## AIM OF THE TASK
Extract and repeat verbatim the lines that begin with the line containing "What elements are" and end with the line containing "valve body side: [461, 42, 596, 96]", both included.

┄┄┄┄┄┄┄┄┄┄┄┄┄┄┄┄┄┄┄┄

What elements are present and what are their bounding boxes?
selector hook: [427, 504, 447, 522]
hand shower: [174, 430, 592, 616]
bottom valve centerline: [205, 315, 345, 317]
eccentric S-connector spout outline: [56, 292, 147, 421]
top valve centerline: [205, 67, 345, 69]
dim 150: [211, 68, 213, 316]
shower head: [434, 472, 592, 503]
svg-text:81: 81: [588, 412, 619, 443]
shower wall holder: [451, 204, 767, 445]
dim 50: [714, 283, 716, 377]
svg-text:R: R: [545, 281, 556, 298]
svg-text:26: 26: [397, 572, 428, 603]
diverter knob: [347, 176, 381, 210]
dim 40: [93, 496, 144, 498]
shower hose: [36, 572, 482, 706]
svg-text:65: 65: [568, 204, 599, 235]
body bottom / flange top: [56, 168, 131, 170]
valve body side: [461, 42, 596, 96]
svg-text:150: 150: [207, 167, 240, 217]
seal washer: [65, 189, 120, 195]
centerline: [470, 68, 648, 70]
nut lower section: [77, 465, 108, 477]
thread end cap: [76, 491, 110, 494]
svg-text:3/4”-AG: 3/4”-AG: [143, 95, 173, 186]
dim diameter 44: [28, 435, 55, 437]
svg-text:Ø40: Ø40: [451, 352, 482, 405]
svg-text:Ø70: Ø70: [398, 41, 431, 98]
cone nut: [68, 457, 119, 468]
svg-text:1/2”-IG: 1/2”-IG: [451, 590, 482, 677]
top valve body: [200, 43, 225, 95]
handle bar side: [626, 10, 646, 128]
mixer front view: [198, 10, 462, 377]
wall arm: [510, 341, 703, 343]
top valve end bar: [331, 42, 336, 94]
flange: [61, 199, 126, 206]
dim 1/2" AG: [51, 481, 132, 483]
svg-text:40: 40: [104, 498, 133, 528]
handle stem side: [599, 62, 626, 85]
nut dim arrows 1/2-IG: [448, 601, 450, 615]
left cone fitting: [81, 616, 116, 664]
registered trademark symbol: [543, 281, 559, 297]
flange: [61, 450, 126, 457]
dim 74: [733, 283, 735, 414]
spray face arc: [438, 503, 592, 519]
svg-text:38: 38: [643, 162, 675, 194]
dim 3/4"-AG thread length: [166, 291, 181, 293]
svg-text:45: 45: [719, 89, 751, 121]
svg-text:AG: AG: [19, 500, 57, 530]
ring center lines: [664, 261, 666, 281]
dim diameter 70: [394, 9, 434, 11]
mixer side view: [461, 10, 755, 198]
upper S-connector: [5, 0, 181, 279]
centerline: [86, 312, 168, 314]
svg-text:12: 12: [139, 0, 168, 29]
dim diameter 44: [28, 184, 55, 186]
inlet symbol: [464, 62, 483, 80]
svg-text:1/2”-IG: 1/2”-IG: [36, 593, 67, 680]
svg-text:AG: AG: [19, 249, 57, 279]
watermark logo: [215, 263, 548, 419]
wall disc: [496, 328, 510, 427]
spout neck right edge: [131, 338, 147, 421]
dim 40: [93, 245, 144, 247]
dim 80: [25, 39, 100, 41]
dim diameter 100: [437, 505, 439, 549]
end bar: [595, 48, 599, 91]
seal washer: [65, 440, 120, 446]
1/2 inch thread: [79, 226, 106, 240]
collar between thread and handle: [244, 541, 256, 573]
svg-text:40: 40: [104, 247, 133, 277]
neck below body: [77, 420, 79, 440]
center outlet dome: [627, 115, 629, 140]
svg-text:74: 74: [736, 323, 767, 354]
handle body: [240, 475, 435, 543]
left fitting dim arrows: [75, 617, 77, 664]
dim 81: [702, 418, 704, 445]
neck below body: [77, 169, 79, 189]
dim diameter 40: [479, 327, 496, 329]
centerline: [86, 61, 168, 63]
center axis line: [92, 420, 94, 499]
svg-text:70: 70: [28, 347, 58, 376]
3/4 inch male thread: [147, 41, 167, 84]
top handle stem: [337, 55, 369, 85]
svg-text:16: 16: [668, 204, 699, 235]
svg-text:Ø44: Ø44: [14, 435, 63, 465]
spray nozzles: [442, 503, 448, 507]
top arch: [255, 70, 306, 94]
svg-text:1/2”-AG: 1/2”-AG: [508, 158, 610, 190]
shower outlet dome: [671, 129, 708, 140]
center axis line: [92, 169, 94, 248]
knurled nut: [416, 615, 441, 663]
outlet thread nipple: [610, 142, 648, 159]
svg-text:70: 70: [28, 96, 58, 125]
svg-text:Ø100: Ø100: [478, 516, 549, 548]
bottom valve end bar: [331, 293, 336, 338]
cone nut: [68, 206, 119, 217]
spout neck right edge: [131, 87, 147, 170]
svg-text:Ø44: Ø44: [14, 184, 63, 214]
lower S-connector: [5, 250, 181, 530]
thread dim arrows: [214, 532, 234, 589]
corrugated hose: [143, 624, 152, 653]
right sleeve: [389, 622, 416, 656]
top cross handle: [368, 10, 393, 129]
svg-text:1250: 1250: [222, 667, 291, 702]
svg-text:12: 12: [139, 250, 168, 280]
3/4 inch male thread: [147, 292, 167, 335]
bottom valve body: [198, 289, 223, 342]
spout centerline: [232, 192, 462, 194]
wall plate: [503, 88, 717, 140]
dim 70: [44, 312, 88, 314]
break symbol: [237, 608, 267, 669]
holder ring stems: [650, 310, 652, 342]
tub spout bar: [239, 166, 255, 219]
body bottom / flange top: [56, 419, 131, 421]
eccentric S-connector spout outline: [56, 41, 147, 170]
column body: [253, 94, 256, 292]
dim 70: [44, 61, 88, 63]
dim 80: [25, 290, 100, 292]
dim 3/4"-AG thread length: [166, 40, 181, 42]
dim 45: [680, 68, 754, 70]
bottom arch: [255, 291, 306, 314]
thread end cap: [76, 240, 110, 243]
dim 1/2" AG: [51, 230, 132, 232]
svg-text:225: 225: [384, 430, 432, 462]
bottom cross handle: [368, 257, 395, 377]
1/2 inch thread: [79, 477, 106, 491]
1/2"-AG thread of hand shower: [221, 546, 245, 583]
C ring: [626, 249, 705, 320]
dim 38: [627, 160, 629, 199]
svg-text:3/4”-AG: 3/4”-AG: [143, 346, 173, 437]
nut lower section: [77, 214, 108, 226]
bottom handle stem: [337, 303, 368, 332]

┄┄┄┄┄┄┄┄┄┄┄┄┄┄┄┄┄┄┄┄

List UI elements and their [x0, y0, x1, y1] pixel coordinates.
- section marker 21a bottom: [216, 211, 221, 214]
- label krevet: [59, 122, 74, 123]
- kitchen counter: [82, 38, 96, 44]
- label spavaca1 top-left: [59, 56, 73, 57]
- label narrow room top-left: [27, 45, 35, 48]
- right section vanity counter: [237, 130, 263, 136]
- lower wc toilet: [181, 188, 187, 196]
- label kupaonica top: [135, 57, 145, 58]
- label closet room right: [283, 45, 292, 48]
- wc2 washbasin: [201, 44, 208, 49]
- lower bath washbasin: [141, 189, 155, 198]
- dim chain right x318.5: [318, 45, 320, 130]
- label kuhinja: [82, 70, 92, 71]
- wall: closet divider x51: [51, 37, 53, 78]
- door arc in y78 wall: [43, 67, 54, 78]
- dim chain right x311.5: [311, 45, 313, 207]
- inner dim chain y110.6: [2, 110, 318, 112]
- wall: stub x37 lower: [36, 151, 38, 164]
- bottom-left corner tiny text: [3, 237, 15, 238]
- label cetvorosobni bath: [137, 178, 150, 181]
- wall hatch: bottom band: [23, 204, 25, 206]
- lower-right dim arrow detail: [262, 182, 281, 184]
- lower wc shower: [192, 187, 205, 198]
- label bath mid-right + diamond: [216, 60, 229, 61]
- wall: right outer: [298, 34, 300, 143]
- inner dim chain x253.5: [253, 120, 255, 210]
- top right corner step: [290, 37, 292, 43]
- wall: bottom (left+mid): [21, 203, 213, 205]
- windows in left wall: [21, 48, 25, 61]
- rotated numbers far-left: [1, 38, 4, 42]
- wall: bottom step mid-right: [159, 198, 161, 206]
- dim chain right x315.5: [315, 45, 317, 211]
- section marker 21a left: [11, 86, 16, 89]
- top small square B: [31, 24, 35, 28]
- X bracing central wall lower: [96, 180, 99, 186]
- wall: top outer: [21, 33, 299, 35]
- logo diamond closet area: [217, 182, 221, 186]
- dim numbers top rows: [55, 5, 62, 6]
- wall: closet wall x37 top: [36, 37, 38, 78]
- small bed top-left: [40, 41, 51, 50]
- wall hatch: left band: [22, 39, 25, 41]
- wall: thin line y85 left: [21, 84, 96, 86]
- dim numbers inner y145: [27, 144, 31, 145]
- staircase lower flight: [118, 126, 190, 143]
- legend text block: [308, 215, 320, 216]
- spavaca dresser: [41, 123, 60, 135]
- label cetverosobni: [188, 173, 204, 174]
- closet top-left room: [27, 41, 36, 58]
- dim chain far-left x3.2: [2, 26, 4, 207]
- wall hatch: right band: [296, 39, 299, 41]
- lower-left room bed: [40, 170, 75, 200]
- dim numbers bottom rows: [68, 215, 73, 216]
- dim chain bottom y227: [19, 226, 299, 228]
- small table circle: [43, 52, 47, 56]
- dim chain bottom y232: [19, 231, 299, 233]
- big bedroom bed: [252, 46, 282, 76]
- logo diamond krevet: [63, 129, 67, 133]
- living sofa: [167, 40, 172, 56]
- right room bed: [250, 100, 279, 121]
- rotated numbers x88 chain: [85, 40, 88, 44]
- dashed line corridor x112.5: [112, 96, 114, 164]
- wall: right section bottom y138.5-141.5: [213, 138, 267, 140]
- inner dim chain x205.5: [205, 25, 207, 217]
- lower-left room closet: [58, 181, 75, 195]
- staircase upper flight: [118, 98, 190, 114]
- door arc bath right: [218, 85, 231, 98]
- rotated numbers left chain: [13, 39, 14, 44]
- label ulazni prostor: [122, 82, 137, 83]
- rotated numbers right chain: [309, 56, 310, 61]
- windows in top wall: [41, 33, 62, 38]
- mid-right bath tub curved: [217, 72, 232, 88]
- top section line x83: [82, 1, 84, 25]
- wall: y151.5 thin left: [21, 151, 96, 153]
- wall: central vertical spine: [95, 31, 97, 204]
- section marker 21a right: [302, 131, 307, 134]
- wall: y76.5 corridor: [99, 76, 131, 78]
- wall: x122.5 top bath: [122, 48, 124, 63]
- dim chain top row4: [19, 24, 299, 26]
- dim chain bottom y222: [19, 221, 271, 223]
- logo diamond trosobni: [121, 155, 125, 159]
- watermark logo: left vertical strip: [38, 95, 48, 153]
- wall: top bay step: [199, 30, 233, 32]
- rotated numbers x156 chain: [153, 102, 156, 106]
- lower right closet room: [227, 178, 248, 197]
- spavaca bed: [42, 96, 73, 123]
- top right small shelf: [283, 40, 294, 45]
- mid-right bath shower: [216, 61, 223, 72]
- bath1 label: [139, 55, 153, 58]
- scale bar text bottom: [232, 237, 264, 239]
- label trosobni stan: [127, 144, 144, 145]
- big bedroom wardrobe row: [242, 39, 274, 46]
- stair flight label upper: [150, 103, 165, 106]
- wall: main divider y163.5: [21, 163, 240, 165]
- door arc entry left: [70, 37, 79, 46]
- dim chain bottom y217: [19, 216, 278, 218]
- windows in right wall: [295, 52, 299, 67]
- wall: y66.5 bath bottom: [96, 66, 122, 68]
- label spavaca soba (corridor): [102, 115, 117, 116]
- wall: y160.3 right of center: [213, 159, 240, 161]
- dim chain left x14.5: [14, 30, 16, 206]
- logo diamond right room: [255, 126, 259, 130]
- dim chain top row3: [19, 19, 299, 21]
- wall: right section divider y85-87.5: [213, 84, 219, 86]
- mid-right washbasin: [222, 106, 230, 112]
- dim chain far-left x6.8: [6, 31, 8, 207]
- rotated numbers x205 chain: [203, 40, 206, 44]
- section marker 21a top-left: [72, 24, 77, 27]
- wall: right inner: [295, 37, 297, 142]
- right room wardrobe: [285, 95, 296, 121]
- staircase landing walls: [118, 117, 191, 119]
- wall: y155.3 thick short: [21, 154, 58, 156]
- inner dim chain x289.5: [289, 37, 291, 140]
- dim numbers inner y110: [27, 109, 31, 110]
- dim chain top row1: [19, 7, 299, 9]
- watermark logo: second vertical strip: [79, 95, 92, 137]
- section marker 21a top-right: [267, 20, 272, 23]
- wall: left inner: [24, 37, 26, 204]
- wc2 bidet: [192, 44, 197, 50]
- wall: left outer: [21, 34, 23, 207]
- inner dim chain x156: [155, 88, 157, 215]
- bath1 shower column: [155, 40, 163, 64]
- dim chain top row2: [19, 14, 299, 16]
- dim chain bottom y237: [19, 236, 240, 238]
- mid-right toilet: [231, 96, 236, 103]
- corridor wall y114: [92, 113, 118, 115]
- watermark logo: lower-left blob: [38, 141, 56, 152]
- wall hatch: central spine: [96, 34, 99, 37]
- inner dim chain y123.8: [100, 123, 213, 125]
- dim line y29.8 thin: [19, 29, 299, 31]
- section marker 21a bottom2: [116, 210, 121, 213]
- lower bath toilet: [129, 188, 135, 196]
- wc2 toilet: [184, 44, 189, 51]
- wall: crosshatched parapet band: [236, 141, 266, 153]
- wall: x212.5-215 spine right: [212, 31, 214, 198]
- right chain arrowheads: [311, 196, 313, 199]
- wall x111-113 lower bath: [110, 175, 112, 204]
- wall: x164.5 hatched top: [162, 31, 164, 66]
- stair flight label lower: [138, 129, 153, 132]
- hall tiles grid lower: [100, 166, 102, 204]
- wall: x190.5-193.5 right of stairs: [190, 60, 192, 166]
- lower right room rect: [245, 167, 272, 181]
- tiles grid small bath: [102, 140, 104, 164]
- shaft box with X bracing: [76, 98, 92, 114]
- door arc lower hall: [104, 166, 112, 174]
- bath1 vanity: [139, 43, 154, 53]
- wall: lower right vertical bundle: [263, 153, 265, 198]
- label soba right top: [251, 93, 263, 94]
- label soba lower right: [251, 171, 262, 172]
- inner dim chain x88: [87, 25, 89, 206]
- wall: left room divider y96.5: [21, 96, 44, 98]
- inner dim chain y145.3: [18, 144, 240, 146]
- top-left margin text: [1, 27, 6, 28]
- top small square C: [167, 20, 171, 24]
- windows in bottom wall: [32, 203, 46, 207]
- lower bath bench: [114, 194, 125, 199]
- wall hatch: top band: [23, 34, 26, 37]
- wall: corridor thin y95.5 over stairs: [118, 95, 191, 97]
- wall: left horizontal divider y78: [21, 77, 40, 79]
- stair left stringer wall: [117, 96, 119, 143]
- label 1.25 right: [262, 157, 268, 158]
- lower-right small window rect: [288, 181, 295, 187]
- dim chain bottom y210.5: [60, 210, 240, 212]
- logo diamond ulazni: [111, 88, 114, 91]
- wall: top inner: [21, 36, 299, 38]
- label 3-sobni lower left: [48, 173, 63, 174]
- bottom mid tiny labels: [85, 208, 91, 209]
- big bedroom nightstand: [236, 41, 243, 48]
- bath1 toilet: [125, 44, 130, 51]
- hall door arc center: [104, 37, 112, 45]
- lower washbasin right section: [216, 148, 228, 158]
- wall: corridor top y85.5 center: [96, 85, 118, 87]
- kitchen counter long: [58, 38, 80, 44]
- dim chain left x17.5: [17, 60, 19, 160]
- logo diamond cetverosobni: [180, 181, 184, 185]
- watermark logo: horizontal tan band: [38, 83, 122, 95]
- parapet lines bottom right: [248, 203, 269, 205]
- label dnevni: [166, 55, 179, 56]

┄┄┄┄┄┄┄┄┄┄┄┄┄┄┄┄┄┄┄┄

## FINAL RESULT
What elements are present and what are their bounding boxes?
selector hook: [427, 504, 447, 522]
hand shower: [174, 430, 592, 616]
bottom valve centerline: [205, 315, 345, 317]
eccentric S-connector spout outline: [56, 292, 147, 421]
top valve centerline: [205, 67, 345, 69]
dim 150: [211, 68, 213, 316]
shower head: [434, 472, 592, 503]
svg-text:81: 81: [588, 412, 619, 443]
shower wall holder: [451, 204, 767, 445]
dim 50: [714, 283, 716, 377]
svg-text:R: R: [545, 281, 556, 298]
svg-text:26: 26: [397, 572, 428, 603]
diverter knob: [347, 176, 381, 210]
dim 40: [93, 496, 144, 498]
shower hose: [36, 572, 482, 706]
svg-text:65: 65: [568, 204, 599, 235]
body bottom / flange top: [56, 168, 131, 170]
valve body side: [461, 42, 596, 96]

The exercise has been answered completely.